Material supplied =
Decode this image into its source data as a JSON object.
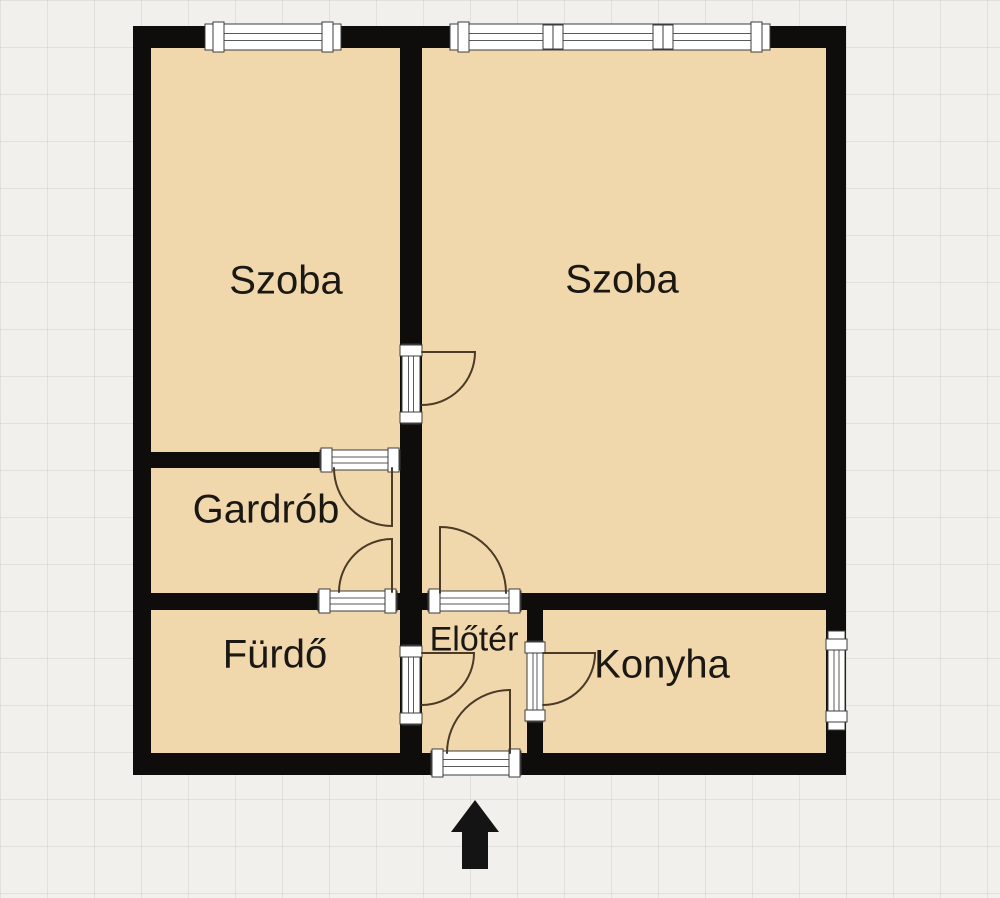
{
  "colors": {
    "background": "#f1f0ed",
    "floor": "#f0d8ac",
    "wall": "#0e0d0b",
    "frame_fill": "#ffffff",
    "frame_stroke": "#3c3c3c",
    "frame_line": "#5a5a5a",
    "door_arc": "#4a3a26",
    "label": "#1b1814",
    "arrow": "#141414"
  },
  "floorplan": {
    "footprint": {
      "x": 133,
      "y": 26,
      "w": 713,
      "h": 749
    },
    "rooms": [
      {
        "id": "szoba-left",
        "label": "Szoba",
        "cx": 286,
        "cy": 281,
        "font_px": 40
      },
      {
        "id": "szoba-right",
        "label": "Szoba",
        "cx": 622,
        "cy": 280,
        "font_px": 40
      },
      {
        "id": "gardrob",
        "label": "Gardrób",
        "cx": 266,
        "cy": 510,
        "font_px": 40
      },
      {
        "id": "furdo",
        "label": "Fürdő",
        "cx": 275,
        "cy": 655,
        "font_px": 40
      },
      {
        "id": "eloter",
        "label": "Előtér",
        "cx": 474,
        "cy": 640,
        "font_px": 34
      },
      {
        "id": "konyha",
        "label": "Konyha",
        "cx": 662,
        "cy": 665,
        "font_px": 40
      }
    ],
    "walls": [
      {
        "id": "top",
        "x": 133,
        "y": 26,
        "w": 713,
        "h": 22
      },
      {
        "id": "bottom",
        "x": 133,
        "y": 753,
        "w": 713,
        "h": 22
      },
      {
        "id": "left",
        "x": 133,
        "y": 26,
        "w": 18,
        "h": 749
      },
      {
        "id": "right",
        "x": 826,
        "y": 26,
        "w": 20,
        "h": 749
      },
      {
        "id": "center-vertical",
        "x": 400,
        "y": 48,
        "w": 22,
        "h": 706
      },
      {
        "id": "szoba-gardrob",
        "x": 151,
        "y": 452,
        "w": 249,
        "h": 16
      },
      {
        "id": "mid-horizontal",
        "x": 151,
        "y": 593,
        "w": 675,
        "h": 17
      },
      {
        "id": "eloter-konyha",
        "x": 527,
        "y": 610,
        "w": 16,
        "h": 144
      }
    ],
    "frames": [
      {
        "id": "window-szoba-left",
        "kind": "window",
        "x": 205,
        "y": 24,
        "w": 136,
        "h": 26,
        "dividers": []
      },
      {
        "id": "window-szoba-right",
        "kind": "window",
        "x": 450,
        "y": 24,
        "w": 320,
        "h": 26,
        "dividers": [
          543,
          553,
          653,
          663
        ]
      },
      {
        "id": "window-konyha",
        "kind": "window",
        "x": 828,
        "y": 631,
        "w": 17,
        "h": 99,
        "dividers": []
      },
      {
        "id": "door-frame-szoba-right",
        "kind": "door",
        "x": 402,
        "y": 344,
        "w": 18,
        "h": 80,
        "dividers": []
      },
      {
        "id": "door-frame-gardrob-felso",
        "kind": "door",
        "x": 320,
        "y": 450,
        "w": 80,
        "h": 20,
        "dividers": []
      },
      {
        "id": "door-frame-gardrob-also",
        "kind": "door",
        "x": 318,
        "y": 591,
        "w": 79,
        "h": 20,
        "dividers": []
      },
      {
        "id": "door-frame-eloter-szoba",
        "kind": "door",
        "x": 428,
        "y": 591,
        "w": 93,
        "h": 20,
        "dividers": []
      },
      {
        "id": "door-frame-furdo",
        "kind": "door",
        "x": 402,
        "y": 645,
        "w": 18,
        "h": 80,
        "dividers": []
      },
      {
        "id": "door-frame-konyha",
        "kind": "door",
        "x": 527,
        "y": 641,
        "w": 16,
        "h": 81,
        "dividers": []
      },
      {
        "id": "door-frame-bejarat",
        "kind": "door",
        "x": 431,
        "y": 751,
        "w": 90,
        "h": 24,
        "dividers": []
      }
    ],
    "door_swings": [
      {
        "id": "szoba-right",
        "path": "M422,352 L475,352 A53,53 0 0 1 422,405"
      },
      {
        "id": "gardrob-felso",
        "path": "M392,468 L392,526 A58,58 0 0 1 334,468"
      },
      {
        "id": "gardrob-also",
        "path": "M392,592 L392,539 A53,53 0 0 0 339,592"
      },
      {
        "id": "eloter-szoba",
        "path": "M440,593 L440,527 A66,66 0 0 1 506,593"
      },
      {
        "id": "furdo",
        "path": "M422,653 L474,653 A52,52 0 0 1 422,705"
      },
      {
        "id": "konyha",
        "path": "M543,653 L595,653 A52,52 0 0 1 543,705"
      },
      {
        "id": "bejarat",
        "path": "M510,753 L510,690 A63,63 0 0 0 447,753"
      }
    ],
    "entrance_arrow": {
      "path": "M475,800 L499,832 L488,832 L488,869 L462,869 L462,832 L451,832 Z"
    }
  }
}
==
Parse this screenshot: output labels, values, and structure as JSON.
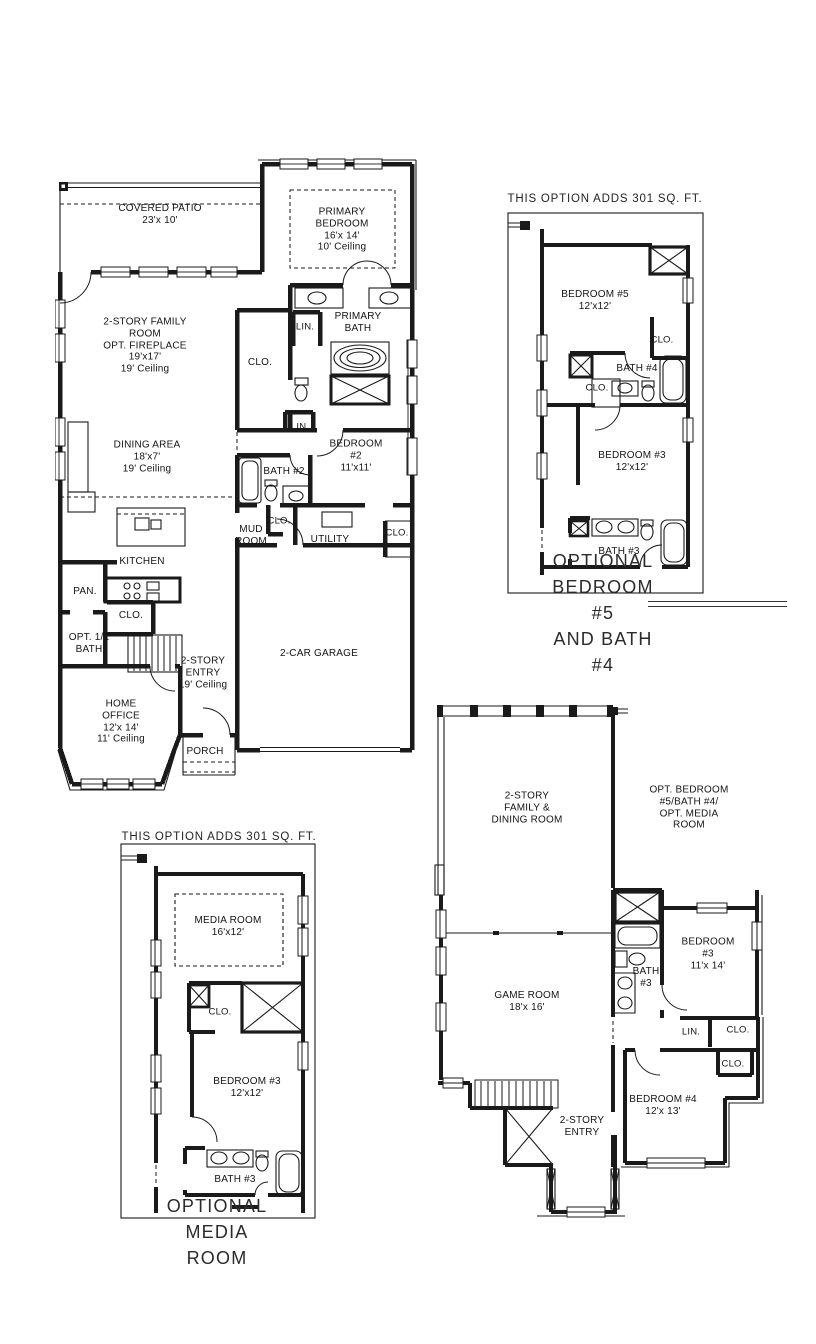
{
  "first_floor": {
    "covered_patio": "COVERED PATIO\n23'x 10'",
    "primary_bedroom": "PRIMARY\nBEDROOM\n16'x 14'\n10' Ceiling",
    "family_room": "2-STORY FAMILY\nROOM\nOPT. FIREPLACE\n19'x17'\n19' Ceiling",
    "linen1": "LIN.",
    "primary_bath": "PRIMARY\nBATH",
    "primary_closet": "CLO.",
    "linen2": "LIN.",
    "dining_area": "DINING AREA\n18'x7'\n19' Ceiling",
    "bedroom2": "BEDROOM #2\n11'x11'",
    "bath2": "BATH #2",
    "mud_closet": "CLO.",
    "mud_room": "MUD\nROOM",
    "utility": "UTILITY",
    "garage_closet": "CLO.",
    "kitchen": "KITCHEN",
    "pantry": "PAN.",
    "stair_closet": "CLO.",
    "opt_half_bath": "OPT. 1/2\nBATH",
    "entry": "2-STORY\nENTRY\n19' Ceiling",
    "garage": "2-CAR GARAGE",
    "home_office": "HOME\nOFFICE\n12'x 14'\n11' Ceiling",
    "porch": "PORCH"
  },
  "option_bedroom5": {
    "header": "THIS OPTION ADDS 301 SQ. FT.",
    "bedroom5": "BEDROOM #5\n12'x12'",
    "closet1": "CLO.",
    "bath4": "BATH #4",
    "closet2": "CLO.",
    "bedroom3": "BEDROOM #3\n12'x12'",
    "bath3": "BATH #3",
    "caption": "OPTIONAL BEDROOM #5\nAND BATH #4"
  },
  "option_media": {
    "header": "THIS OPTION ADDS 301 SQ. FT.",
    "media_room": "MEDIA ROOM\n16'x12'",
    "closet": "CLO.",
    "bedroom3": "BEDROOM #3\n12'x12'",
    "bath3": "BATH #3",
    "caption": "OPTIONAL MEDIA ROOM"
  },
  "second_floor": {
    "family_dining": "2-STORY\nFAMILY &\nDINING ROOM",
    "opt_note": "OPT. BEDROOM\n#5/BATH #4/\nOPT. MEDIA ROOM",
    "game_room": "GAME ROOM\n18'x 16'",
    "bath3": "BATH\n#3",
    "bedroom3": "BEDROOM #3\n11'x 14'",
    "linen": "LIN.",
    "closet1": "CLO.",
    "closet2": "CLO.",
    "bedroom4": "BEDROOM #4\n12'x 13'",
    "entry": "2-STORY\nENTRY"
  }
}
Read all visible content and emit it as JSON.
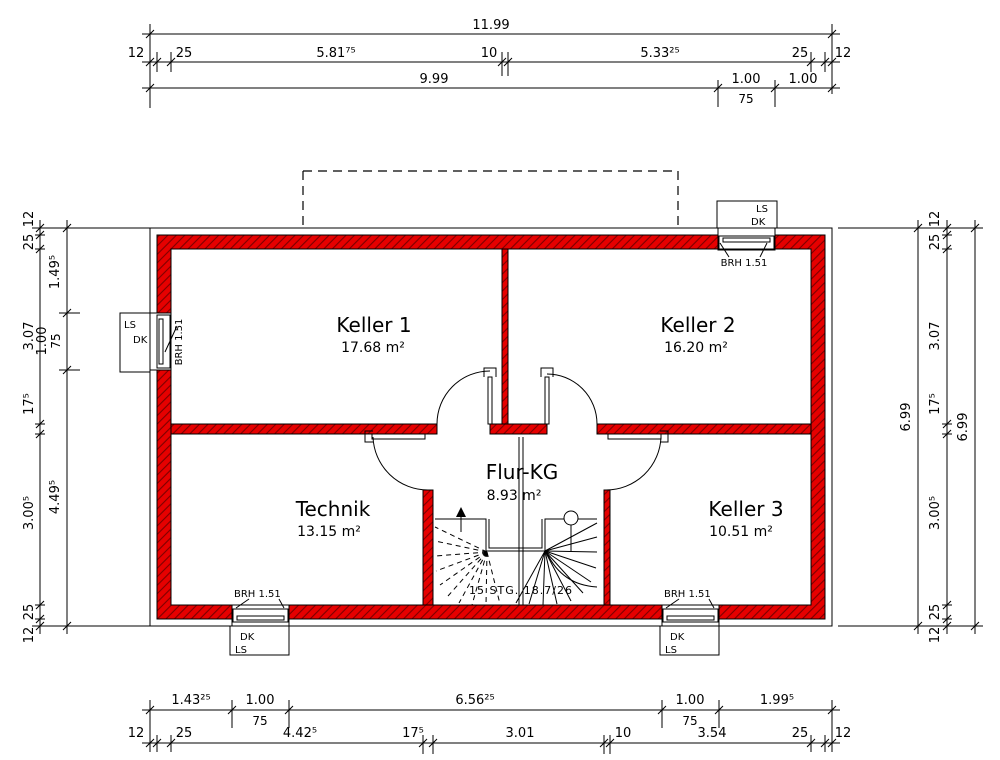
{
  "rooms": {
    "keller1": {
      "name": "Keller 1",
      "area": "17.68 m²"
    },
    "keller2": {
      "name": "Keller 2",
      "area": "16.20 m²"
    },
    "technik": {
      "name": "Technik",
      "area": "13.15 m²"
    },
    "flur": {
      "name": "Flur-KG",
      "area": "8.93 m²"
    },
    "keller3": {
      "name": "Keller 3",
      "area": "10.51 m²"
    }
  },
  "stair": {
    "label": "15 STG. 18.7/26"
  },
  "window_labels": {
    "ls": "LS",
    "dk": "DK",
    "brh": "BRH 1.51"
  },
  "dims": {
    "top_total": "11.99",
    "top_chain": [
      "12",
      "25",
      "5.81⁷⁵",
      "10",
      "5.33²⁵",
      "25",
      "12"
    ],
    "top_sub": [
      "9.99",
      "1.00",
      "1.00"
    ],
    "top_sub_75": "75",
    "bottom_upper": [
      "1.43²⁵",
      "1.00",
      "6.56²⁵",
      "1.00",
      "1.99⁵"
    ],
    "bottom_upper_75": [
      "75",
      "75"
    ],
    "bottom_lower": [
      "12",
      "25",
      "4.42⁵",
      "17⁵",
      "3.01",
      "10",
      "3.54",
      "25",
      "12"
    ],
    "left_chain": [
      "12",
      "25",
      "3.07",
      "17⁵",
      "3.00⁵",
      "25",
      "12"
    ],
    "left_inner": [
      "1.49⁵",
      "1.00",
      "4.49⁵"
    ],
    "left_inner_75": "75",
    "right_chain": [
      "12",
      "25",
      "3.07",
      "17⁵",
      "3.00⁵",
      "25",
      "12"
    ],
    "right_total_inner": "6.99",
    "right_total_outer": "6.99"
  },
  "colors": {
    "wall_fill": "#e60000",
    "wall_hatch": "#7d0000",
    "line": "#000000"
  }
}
* * *
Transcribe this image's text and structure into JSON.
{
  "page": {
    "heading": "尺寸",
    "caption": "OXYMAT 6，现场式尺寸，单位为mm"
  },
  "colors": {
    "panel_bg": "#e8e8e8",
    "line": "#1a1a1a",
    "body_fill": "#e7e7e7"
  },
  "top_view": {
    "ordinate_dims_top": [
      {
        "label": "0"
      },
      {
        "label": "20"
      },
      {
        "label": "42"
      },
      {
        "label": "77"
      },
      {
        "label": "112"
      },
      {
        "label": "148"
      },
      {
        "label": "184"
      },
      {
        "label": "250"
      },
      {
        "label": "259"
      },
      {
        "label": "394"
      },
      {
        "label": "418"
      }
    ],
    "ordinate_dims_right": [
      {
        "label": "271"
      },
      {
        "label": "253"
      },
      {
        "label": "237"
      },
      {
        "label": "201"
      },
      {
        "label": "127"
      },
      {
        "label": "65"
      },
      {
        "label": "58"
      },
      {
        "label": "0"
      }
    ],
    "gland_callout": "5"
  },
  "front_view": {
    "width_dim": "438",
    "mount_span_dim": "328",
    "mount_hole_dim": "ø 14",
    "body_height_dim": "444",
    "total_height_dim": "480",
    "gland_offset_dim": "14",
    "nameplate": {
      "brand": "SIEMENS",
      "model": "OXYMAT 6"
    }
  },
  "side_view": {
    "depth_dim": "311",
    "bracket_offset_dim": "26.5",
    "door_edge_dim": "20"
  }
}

Given instruction =
From the listing above, copy all lines holding the word "nENTRY".

Reply =
    "entry": "2-STORY\nENTRY\n19' Ceiling",
    "entry": "2-STORY\nENTRY"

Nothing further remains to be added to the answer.